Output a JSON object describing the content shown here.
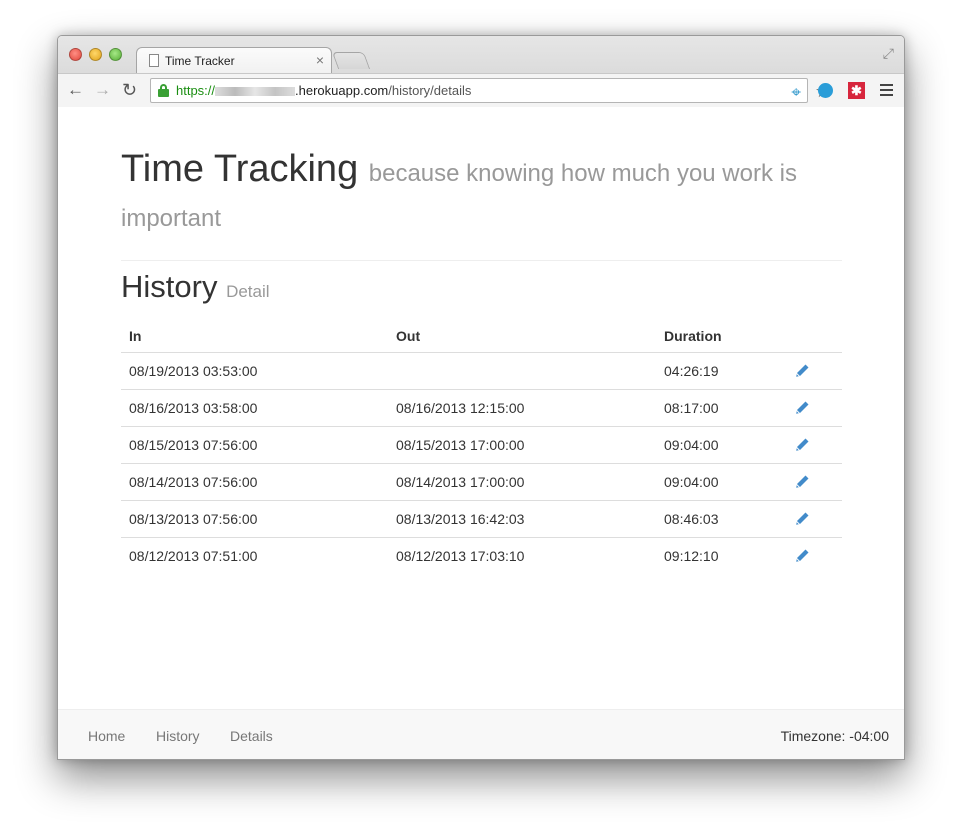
{
  "browser": {
    "tab_title": "Time Tracker",
    "tab_close": "×",
    "url_scheme": "https://",
    "url_host": ".herokuapp.com",
    "url_path": "/history/details"
  },
  "page": {
    "title": "Time Tracking",
    "subtitle": "because knowing how much you work is important",
    "section_title": "History",
    "section_subtitle": "Detail"
  },
  "table": {
    "headers": [
      "In",
      "Out",
      "Duration"
    ],
    "rows": [
      {
        "in": "08/19/2013 03:53:00",
        "out": "",
        "duration": "04:26:19"
      },
      {
        "in": "08/16/2013 03:58:00",
        "out": "08/16/2013 12:15:00",
        "duration": "08:17:00"
      },
      {
        "in": "08/15/2013 07:56:00",
        "out": "08/15/2013 17:00:00",
        "duration": "09:04:00"
      },
      {
        "in": "08/14/2013 07:56:00",
        "out": "08/14/2013 17:00:00",
        "duration": "09:04:00"
      },
      {
        "in": "08/13/2013 07:56:00",
        "out": "08/13/2013 16:42:03",
        "duration": "08:46:03"
      },
      {
        "in": "08/12/2013 07:51:00",
        "out": "08/12/2013 17:03:10",
        "duration": "09:12:10"
      }
    ],
    "edit_icon": "pencil-icon",
    "edit_color": "#428bca"
  },
  "footer": {
    "links": [
      "Home",
      "History",
      "Details"
    ],
    "timezone": "Timezone: -04:00"
  }
}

━━━━

_AIM_
Write out all the entries word for word, but skip any images.

_RESULT FOR THIS TASK_
Output a JSON object describing the content shown here.
{
  "browser": {
    "tab_title": "Time Tracker",
    "tab_close": "×",
    "url_scheme": "https://",
    "url_host": ".herokuapp.com",
    "url_path": "/history/details"
  },
  "page": {
    "title": "Time Tracking",
    "subtitle": "because knowing how much you work is important",
    "section_title": "History",
    "section_subtitle": "Detail"
  },
  "table": {
    "headers": [
      "In",
      "Out",
      "Duration"
    ],
    "rows": [
      {
        "in": "08/19/2013 03:53:00",
        "out": "",
        "duration": "04:26:19"
      },
      {
        "in": "08/16/2013 03:58:00",
        "out": "08/16/2013 12:15:00",
        "duration": "08:17:00"
      },
      {
        "in": "08/15/2013 07:56:00",
        "out": "08/15/2013 17:00:00",
        "duration": "09:04:00"
      },
      {
        "in": "08/14/2013 07:56:00",
        "out": "08/14/2013 17:00:00",
        "duration": "09:04:00"
      },
      {
        "in": "08/13/2013 07:56:00",
        "out": "08/13/2013 16:42:03",
        "duration": "08:46:03"
      },
      {
        "in": "08/12/2013 07:51:00",
        "out": "08/12/2013 17:03:10",
        "duration": "09:12:10"
      }
    ],
    "edit_icon": "pencil-icon",
    "edit_color": "#428bca"
  },
  "footer": {
    "links": [
      "Home",
      "History",
      "Details"
    ],
    "timezone": "Timezone: -04:00"
  }
}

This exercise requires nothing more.